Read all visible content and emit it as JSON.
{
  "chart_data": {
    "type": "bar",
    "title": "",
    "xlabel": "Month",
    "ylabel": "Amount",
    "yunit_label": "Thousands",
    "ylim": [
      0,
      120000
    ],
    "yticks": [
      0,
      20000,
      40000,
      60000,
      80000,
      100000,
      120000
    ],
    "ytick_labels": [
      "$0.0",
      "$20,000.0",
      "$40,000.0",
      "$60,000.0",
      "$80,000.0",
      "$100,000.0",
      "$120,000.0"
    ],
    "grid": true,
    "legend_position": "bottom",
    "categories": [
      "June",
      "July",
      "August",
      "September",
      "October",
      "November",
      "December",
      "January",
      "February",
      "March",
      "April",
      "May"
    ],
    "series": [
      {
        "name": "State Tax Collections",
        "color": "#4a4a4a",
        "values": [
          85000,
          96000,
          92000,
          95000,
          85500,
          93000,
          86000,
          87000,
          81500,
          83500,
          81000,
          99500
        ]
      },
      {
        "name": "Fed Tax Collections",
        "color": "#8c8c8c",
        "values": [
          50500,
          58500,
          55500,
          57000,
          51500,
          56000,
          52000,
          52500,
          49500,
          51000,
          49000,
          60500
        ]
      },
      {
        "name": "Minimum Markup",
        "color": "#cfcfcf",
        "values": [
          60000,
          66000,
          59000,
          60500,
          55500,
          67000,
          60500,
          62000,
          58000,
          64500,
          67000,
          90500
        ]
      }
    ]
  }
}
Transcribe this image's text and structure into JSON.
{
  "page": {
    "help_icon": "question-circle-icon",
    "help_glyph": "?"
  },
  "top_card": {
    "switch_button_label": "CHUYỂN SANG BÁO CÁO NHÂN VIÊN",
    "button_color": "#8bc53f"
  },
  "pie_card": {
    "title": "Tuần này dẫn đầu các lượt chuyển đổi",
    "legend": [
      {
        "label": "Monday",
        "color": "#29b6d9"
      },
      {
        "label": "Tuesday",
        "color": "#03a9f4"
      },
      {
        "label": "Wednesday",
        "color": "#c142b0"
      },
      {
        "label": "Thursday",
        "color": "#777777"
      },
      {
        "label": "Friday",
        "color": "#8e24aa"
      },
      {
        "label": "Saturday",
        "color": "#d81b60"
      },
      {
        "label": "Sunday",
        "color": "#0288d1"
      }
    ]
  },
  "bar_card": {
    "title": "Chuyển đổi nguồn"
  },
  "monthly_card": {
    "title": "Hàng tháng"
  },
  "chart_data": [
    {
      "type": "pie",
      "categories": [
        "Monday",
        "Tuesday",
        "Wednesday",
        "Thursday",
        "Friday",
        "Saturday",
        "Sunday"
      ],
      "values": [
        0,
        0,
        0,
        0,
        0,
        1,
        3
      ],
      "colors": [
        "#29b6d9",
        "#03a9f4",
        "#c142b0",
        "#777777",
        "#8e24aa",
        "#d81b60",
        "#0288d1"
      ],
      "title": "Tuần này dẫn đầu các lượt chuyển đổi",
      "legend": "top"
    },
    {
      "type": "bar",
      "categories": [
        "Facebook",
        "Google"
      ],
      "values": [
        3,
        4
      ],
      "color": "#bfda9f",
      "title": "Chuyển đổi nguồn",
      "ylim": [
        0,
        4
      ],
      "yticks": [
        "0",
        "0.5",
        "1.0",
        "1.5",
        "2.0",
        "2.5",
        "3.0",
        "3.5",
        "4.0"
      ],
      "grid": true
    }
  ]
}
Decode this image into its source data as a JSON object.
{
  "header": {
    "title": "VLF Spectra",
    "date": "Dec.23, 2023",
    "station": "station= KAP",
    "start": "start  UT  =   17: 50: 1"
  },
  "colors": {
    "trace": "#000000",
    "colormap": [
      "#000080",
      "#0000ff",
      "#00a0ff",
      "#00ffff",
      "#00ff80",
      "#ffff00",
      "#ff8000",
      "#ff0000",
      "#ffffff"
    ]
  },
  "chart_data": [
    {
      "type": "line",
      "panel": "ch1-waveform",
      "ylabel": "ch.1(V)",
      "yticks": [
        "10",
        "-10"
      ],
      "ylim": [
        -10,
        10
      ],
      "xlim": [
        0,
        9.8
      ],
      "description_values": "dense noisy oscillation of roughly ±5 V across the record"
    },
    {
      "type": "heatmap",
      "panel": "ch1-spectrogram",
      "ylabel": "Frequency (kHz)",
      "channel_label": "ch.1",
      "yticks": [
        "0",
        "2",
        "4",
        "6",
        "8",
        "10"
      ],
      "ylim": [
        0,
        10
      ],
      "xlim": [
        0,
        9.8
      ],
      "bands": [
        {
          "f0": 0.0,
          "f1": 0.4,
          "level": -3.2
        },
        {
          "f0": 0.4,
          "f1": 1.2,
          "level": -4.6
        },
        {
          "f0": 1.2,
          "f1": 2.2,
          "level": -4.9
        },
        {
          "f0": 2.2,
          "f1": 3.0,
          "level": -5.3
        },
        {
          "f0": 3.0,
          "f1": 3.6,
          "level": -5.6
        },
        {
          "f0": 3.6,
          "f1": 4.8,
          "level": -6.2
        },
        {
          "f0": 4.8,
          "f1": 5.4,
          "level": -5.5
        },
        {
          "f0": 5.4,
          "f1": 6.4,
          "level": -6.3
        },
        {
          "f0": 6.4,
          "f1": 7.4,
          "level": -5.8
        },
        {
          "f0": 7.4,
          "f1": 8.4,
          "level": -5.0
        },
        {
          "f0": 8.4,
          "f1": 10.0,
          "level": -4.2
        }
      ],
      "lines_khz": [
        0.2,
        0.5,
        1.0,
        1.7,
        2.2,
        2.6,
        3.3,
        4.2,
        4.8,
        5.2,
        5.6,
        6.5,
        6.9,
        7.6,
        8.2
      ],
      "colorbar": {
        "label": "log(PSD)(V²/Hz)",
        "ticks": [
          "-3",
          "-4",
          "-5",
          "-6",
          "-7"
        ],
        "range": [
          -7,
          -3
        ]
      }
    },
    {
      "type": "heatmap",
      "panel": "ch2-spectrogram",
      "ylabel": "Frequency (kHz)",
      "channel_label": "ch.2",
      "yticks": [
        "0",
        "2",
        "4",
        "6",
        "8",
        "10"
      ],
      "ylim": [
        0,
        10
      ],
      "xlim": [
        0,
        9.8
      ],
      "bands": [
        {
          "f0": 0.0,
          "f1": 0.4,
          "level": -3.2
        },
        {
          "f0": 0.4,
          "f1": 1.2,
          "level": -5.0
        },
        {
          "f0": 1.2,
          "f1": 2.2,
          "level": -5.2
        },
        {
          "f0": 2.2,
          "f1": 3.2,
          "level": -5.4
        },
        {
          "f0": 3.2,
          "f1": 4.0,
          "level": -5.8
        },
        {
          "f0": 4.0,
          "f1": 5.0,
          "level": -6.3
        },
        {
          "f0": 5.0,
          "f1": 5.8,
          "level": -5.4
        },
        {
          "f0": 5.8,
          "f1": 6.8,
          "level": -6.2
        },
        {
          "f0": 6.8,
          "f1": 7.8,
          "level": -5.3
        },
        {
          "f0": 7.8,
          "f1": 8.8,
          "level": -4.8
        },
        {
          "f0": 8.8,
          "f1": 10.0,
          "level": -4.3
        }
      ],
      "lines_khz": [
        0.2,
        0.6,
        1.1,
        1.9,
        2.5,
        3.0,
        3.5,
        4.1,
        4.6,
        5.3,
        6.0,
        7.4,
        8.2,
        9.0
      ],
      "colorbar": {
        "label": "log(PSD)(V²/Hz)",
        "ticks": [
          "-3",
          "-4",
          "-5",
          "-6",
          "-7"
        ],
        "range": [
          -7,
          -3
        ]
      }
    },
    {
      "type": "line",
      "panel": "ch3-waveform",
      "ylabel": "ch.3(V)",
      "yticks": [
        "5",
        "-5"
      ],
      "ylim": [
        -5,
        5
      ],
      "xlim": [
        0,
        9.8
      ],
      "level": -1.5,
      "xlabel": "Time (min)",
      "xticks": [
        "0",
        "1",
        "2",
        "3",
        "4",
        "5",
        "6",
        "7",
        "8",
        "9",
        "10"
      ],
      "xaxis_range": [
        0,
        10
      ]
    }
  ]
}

▬▬▬

### Goal:
Show every line that contains the word "this".

### Reply to the task:
Transcribe this image's text and structure into JSON.
Decode this image into its source data as a JSON object.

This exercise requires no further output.